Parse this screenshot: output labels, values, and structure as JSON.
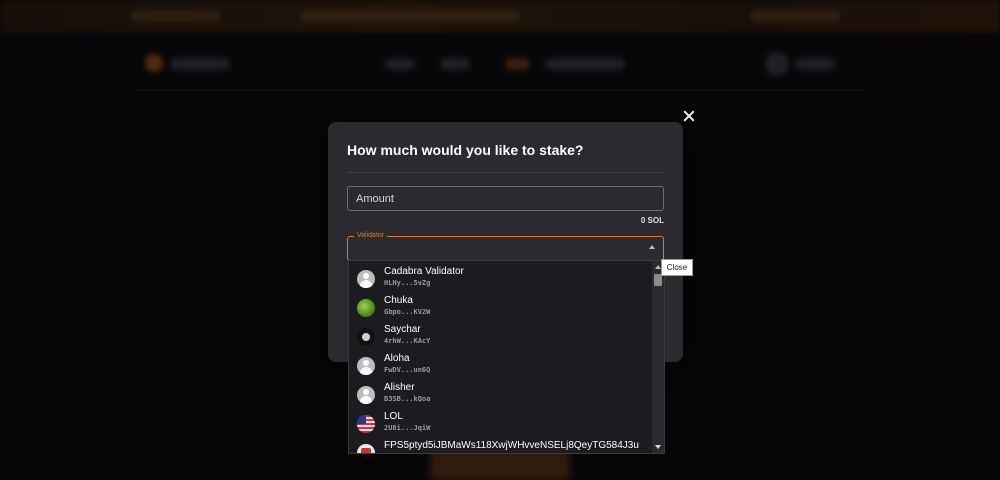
{
  "modal": {
    "title": "How much would you like to stake?",
    "amount_placeholder": "Amount",
    "balance": "0 SOL",
    "validator_label": "Validator"
  },
  "close_tooltip": "Close",
  "validators": [
    {
      "name": "Cadabra Validator",
      "address": "HLHy...5vZg",
      "avatar": "default-avatar-icon"
    },
    {
      "name": "Chuka",
      "address": "Gbpo...KV2W",
      "avatar": "chuka-avatar"
    },
    {
      "name": "Saychar",
      "address": "4rhW...KAcY",
      "avatar": "saychar-avatar"
    },
    {
      "name": "Aloha",
      "address": "FwDV...un6Q",
      "avatar": "default-avatar-icon"
    },
    {
      "name": "Alisher",
      "address": "B3SB...kQoa",
      "avatar": "default-avatar-icon"
    },
    {
      "name": "LOL",
      "address": "2U8i...JqiW",
      "avatar": "flag-avatar"
    },
    {
      "name": "FPS5ptyd5iJBMaWs118XwjWHvveNSELj8QeyTG584J3u",
      "address": "",
      "avatar": "fps-avatar"
    }
  ],
  "colors": {
    "accent": "#e07b2c",
    "modal_bg": "#2a2a2f",
    "dropdown_bg": "#1c1c20"
  }
}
☆ ☆ ☆ ☆
• [Stated exercise]:
Copy each line exactly, and leave the pictures out of your copy.

• [Task response]:
Parse this screenshot: output labels, values, and structure as JSON.
{
  "modal": {
    "title": "How much would you like to stake?",
    "amount_placeholder": "Amount",
    "balance": "0 SOL",
    "validator_label": "Validator"
  },
  "close_tooltip": "Close",
  "validators": [
    {
      "name": "Cadabra Validator",
      "address": "HLHy...5vZg",
      "avatar": "default-avatar-icon"
    },
    {
      "name": "Chuka",
      "address": "Gbpo...KV2W",
      "avatar": "chuka-avatar"
    },
    {
      "name": "Saychar",
      "address": "4rhW...KAcY",
      "avatar": "saychar-avatar"
    },
    {
      "name": "Aloha",
      "address": "FwDV...un6Q",
      "avatar": "default-avatar-icon"
    },
    {
      "name": "Alisher",
      "address": "B3SB...kQoa",
      "avatar": "default-avatar-icon"
    },
    {
      "name": "LOL",
      "address": "2U8i...JqiW",
      "avatar": "flag-avatar"
    },
    {
      "name": "FPS5ptyd5iJBMaWs118XwjWHvveNSELj8QeyTG584J3u",
      "address": "",
      "avatar": "fps-avatar"
    }
  ],
  "colors": {
    "accent": "#e07b2c",
    "modal_bg": "#2a2a2f",
    "dropdown_bg": "#1c1c20"
  }
}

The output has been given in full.